↓↓↓
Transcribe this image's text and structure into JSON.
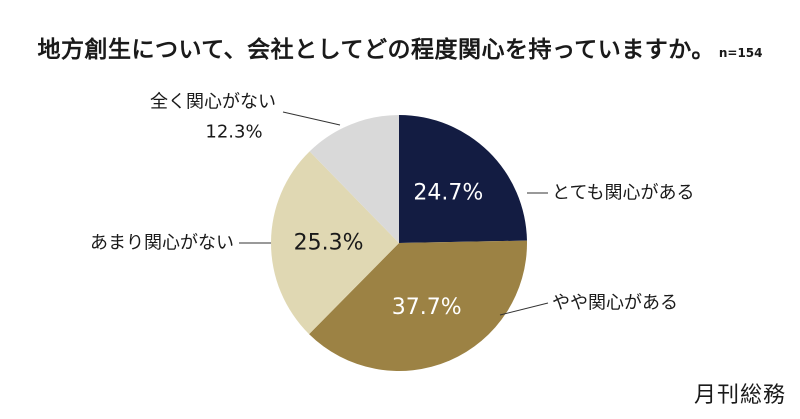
{
  "title": "地方創生について、会社としてどの程度関心を持っていますか。",
  "sample_size": "n=154",
  "brand": "月刊総務",
  "chart_data": {
    "type": "pie",
    "title": "地方創生について、会社としてどの程度関心を持っていますか。",
    "start_angle_deg": 0,
    "direction": "clockwise",
    "slices": [
      {
        "label": "とても関心がある",
        "value": 24.7,
        "value_label": "24.7%",
        "color": "#131c42",
        "text_color": "#ffffff"
      },
      {
        "label": "やや関心がある",
        "value": 37.7,
        "value_label": "37.7%",
        "color": "#9c8244",
        "text_color": "#ffffff"
      },
      {
        "label": "あまり関心がない",
        "value": 25.3,
        "value_label": "25.3%",
        "color": "#e0d8b3",
        "text_color": "#1a1a1a"
      },
      {
        "label": "全く関心がない",
        "value": 12.3,
        "value_label": "12.3%",
        "color": "#d9d9d9",
        "text_color": "#1a1a1a"
      }
    ]
  }
}
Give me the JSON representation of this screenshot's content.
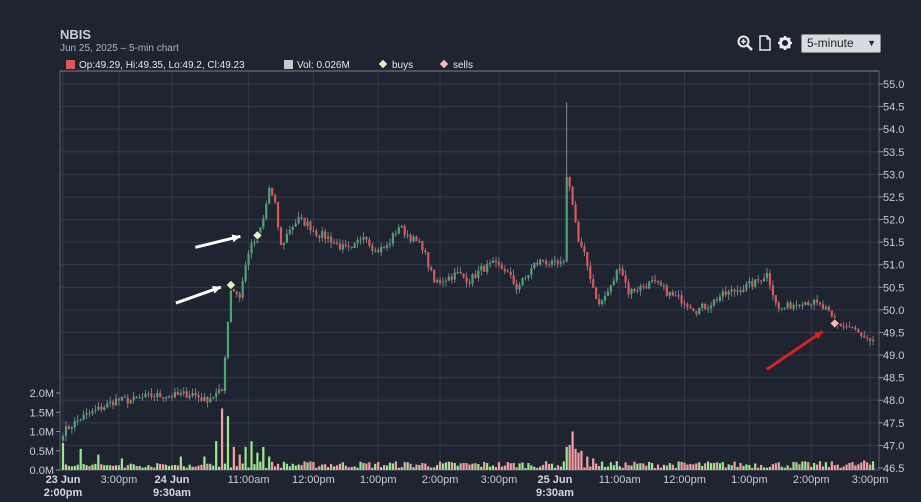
{
  "header": {
    "title": "NBIS",
    "subtitle": "Jun 25, 2025 – 5-min chart"
  },
  "toolbar": {
    "interval": "5-minute",
    "icons": [
      "zoom-icon",
      "document-icon",
      "gear-icon"
    ]
  },
  "legend": {
    "ohlc": "Op:49.29, Hi:49.35, Lo:49.2, Cl:49.23",
    "volume": "Vol: 0.026M",
    "buys": "buys",
    "sells": "sells"
  },
  "colors": {
    "up": "#4fa36e",
    "down": "#e05555",
    "vol_up": "#9ce68e",
    "vol_down": "#f4a0a0",
    "buy_marker": "#d8f3c0",
    "sell_marker": "#f6b8b8",
    "annotation_white": "#ffffff",
    "annotation_red": "#e02020"
  },
  "chart_data": {
    "type": "candlestick",
    "price_axis": {
      "ticks": [
        "55.0",
        "54.5",
        "54.0",
        "53.5",
        "53.0",
        "52.5",
        "52.0",
        "51.5",
        "51.0",
        "50.5",
        "50.0",
        "49.5",
        "49.0",
        "48.5",
        "48.0",
        "47.5",
        "47.0",
        "46.5"
      ],
      "range": [
        46.5,
        55.3
      ]
    },
    "volume_axis": {
      "ticks": [
        "2.0M",
        "1.5M",
        "1.0M",
        "0.5M",
        "0.0M"
      ],
      "range": [
        0,
        2.0
      ]
    },
    "x_labels": [
      {
        "text": "23 Jun",
        "sub": "2:00pm",
        "bold": true
      },
      {
        "text": "3:00pm"
      },
      {
        "text": "24 Jun",
        "sub": "9:30am",
        "bold": true
      },
      {
        "text": "11:00am"
      },
      {
        "text": "12:00pm"
      },
      {
        "text": "1:00pm"
      },
      {
        "text": "2:00pm"
      },
      {
        "text": "3:00pm"
      },
      {
        "text": "25 Jun",
        "sub": "9:30am",
        "bold": true
      },
      {
        "text": "11:00am"
      },
      {
        "text": "12:00pm"
      },
      {
        "text": "1:00pm"
      },
      {
        "text": "2:00pm"
      },
      {
        "text": "3:00pm"
      }
    ],
    "price_path": [
      [
        0,
        47.3
      ],
      [
        6,
        47.6
      ],
      [
        12,
        47.8
      ],
      [
        18,
        48.0
      ],
      [
        24,
        48.0
      ],
      [
        30,
        48.1
      ],
      [
        38,
        48.1
      ],
      [
        44,
        48.15
      ],
      [
        48,
        48.0
      ],
      [
        54,
        48.2
      ],
      [
        55,
        49.0
      ],
      [
        57,
        50.5
      ],
      [
        60,
        50.3
      ],
      [
        63,
        51.3
      ],
      [
        66,
        51.6
      ],
      [
        68,
        52.0
      ],
      [
        70,
        52.7
      ],
      [
        72,
        52.3
      ],
      [
        74,
        51.4
      ],
      [
        77,
        51.8
      ],
      [
        80,
        52.0
      ],
      [
        83,
        51.9
      ],
      [
        86,
        51.7
      ],
      [
        90,
        51.6
      ],
      [
        94,
        51.4
      ],
      [
        98,
        51.3
      ],
      [
        102,
        51.7
      ],
      [
        106,
        51.3
      ],
      [
        110,
        51.4
      ],
      [
        114,
        51.85
      ],
      [
        118,
        51.6
      ],
      [
        122,
        51.4
      ],
      [
        126,
        50.6
      ],
      [
        130,
        50.7
      ],
      [
        134,
        50.8
      ],
      [
        138,
        50.65
      ],
      [
        142,
        50.9
      ],
      [
        146,
        51.0
      ],
      [
        150,
        50.9
      ],
      [
        154,
        50.5
      ],
      [
        157,
        50.7
      ],
      [
        160,
        51.0
      ],
      [
        163,
        51.1
      ],
      [
        166,
        51.0
      ],
      [
        170,
        51.0
      ],
      [
        171,
        53.0
      ],
      [
        173,
        52.4
      ],
      [
        175,
        51.5
      ],
      [
        177,
        51.2
      ],
      [
        180,
        50.5
      ],
      [
        182,
        50.1
      ],
      [
        186,
        50.5
      ],
      [
        189,
        51.0
      ],
      [
        192,
        50.4
      ],
      [
        196,
        50.5
      ],
      [
        200,
        50.6
      ],
      [
        203,
        50.5
      ],
      [
        207,
        50.3
      ],
      [
        211,
        50.2
      ],
      [
        215,
        50.0
      ],
      [
        219,
        50.1
      ],
      [
        223,
        50.3
      ],
      [
        227,
        50.4
      ],
      [
        231,
        50.5
      ],
      [
        235,
        50.6
      ],
      [
        239,
        50.8
      ],
      [
        243,
        50.0
      ],
      [
        247,
        50.1
      ],
      [
        251,
        50.2
      ],
      [
        255,
        50.15
      ],
      [
        259,
        50.0
      ],
      [
        262,
        49.7
      ],
      [
        265,
        49.65
      ],
      [
        268,
        49.6
      ],
      [
        271,
        49.4
      ],
      [
        274,
        49.25
      ]
    ],
    "volume_bursts": [
      [
        0,
        0.7
      ],
      [
        6,
        0.55
      ],
      [
        12,
        0.4
      ],
      [
        20,
        0.3
      ],
      [
        40,
        0.35
      ],
      [
        48,
        0.35
      ],
      [
        52,
        0.75
      ],
      [
        54,
        1.6
      ],
      [
        56,
        1.4
      ],
      [
        58,
        0.6
      ],
      [
        60,
        0.4
      ],
      [
        62,
        0.6
      ],
      [
        64,
        0.75
      ],
      [
        66,
        0.45
      ],
      [
        68,
        0.6
      ],
      [
        70,
        0.35
      ],
      [
        171,
        0.6
      ],
      [
        172,
        0.65
      ],
      [
        173,
        1.0
      ],
      [
        174,
        0.55
      ],
      [
        175,
        0.45
      ],
      [
        176,
        0.5
      ],
      [
        178,
        0.35
      ],
      [
        180,
        0.3
      ],
      [
        272,
        0.25
      ],
      [
        273,
        0.2
      ]
    ],
    "buys": [
      {
        "bar": 57,
        "price": 50.55
      },
      {
        "bar": 66,
        "price": 51.65
      }
    ],
    "sells": [
      {
        "bar": 262,
        "price": 49.7
      }
    ],
    "annotations": [
      {
        "type": "arrow",
        "color": "white",
        "points_to": "buy",
        "bar": 57
      },
      {
        "type": "arrow",
        "color": "white",
        "points_to": "buy",
        "bar": 66
      },
      {
        "type": "arrow",
        "color": "red",
        "points_to": "sell",
        "bar": 262
      }
    ]
  }
}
↑↑↑
■ **TASK REQUIREMENTS**:
Do not include images; quote all of the entries above exactly.

■ **OUTPUT OF THE TASK**:
Transcribe this image's text and structure into JSON.
{
  "title": "地方創生について、会社としてどの程度関心を持っていますか。",
  "sample_size": "n=154",
  "brand": "月刊総務",
  "chart_data": {
    "type": "pie",
    "title": "地方創生について、会社としてどの程度関心を持っていますか。",
    "start_angle_deg": 0,
    "direction": "clockwise",
    "slices": [
      {
        "label": "とても関心がある",
        "value": 24.7,
        "value_label": "24.7%",
        "color": "#131c42",
        "text_color": "#ffffff"
      },
      {
        "label": "やや関心がある",
        "value": 37.7,
        "value_label": "37.7%",
        "color": "#9c8244",
        "text_color": "#ffffff"
      },
      {
        "label": "あまり関心がない",
        "value": 25.3,
        "value_label": "25.3%",
        "color": "#e0d8b3",
        "text_color": "#1a1a1a"
      },
      {
        "label": "全く関心がない",
        "value": 12.3,
        "value_label": "12.3%",
        "color": "#d9d9d9",
        "text_color": "#1a1a1a"
      }
    ]
  }
}
Give me the JSON representation of this screenshot's content.
{
  "header": {
    "title": "NBIS",
    "subtitle": "Jun 25, 2025 – 5-min chart"
  },
  "toolbar": {
    "interval": "5-minute",
    "icons": [
      "zoom-icon",
      "document-icon",
      "gear-icon"
    ]
  },
  "legend": {
    "ohlc": "Op:49.29, Hi:49.35, Lo:49.2, Cl:49.23",
    "volume": "Vol: 0.026M",
    "buys": "buys",
    "sells": "sells"
  },
  "colors": {
    "up": "#4fa36e",
    "down": "#e05555",
    "vol_up": "#9ce68e",
    "vol_down": "#f4a0a0",
    "buy_marker": "#d8f3c0",
    "sell_marker": "#f6b8b8",
    "annotation_white": "#ffffff",
    "annotation_red": "#e02020"
  },
  "chart_data": {
    "type": "candlestick",
    "price_axis": {
      "ticks": [
        "55.0",
        "54.5",
        "54.0",
        "53.5",
        "53.0",
        "52.5",
        "52.0",
        "51.5",
        "51.0",
        "50.5",
        "50.0",
        "49.5",
        "49.0",
        "48.5",
        "48.0",
        "47.5",
        "47.0",
        "46.5"
      ],
      "range": [
        46.5,
        55.3
      ]
    },
    "volume_axis": {
      "ticks": [
        "2.0M",
        "1.5M",
        "1.0M",
        "0.5M",
        "0.0M"
      ],
      "range": [
        0,
        2.0
      ]
    },
    "x_labels": [
      {
        "text": "23 Jun",
        "sub": "2:00pm",
        "bold": true
      },
      {
        "text": "3:00pm"
      },
      {
        "text": "24 Jun",
        "sub": "9:30am",
        "bold": true
      },
      {
        "text": "11:00am"
      },
      {
        "text": "12:00pm"
      },
      {
        "text": "1:00pm"
      },
      {
        "text": "2:00pm"
      },
      {
        "text": "3:00pm"
      },
      {
        "text": "25 Jun",
        "sub": "9:30am",
        "bold": true
      },
      {
        "text": "11:00am"
      },
      {
        "text": "12:00pm"
      },
      {
        "text": "1:00pm"
      },
      {
        "text": "2:00pm"
      },
      {
        "text": "3:00pm"
      }
    ],
    "price_path": [
      [
        0,
        47.3
      ],
      [
        6,
        47.6
      ],
      [
        12,
        47.8
      ],
      [
        18,
        48.0
      ],
      [
        24,
        48.0
      ],
      [
        30,
        48.1
      ],
      [
        38,
        48.1
      ],
      [
        44,
        48.15
      ],
      [
        48,
        48.0
      ],
      [
        54,
        48.2
      ],
      [
        55,
        49.0
      ],
      [
        57,
        50.5
      ],
      [
        60,
        50.3
      ],
      [
        63,
        51.3
      ],
      [
        66,
        51.6
      ],
      [
        68,
        52.0
      ],
      [
        70,
        52.7
      ],
      [
        72,
        52.3
      ],
      [
        74,
        51.4
      ],
      [
        77,
        51.8
      ],
      [
        80,
        52.0
      ],
      [
        83,
        51.9
      ],
      [
        86,
        51.7
      ],
      [
        90,
        51.6
      ],
      [
        94,
        51.4
      ],
      [
        98,
        51.3
      ],
      [
        102,
        51.7
      ],
      [
        106,
        51.3
      ],
      [
        110,
        51.4
      ],
      [
        114,
        51.85
      ],
      [
        118,
        51.6
      ],
      [
        122,
        51.4
      ],
      [
        126,
        50.6
      ],
      [
        130,
        50.7
      ],
      [
        134,
        50.8
      ],
      [
        138,
        50.65
      ],
      [
        142,
        50.9
      ],
      [
        146,
        51.0
      ],
      [
        150,
        50.9
      ],
      [
        154,
        50.5
      ],
      [
        157,
        50.7
      ],
      [
        160,
        51.0
      ],
      [
        163,
        51.1
      ],
      [
        166,
        51.0
      ],
      [
        170,
        51.0
      ],
      [
        171,
        53.0
      ],
      [
        173,
        52.4
      ],
      [
        175,
        51.5
      ],
      [
        177,
        51.2
      ],
      [
        180,
        50.5
      ],
      [
        182,
        50.1
      ],
      [
        186,
        50.5
      ],
      [
        189,
        51.0
      ],
      [
        192,
        50.4
      ],
      [
        196,
        50.5
      ],
      [
        200,
        50.6
      ],
      [
        203,
        50.5
      ],
      [
        207,
        50.3
      ],
      [
        211,
        50.2
      ],
      [
        215,
        50.0
      ],
      [
        219,
        50.1
      ],
      [
        223,
        50.3
      ],
      [
        227,
        50.4
      ],
      [
        231,
        50.5
      ],
      [
        235,
        50.6
      ],
      [
        239,
        50.8
      ],
      [
        243,
        50.0
      ],
      [
        247,
        50.1
      ],
      [
        251,
        50.2
      ],
      [
        255,
        50.15
      ],
      [
        259,
        50.0
      ],
      [
        262,
        49.7
      ],
      [
        265,
        49.65
      ],
      [
        268,
        49.6
      ],
      [
        271,
        49.4
      ],
      [
        274,
        49.25
      ]
    ],
    "volume_bursts": [
      [
        0,
        0.7
      ],
      [
        6,
        0.55
      ],
      [
        12,
        0.4
      ],
      [
        20,
        0.3
      ],
      [
        40,
        0.35
      ],
      [
        48,
        0.35
      ],
      [
        52,
        0.75
      ],
      [
        54,
        1.6
      ],
      [
        56,
        1.4
      ],
      [
        58,
        0.6
      ],
      [
        60,
        0.4
      ],
      [
        62,
        0.6
      ],
      [
        64,
        0.75
      ],
      [
        66,
        0.45
      ],
      [
        68,
        0.6
      ],
      [
        70,
        0.35
      ],
      [
        171,
        0.6
      ],
      [
        172,
        0.65
      ],
      [
        173,
        1.0
      ],
      [
        174,
        0.55
      ],
      [
        175,
        0.45
      ],
      [
        176,
        0.5
      ],
      [
        178,
        0.35
      ],
      [
        180,
        0.3
      ],
      [
        272,
        0.25
      ],
      [
        273,
        0.2
      ]
    ],
    "buys": [
      {
        "bar": 57,
        "price": 50.55
      },
      {
        "bar": 66,
        "price": 51.65
      }
    ],
    "sells": [
      {
        "bar": 262,
        "price": 49.7
      }
    ],
    "annotations": [
      {
        "type": "arrow",
        "color": "white",
        "points_to": "buy",
        "bar": 57
      },
      {
        "type": "arrow",
        "color": "white",
        "points_to": "buy",
        "bar": 66
      },
      {
        "type": "arrow",
        "color": "red",
        "points_to": "sell",
        "bar": 262
      }
    ]
  }
}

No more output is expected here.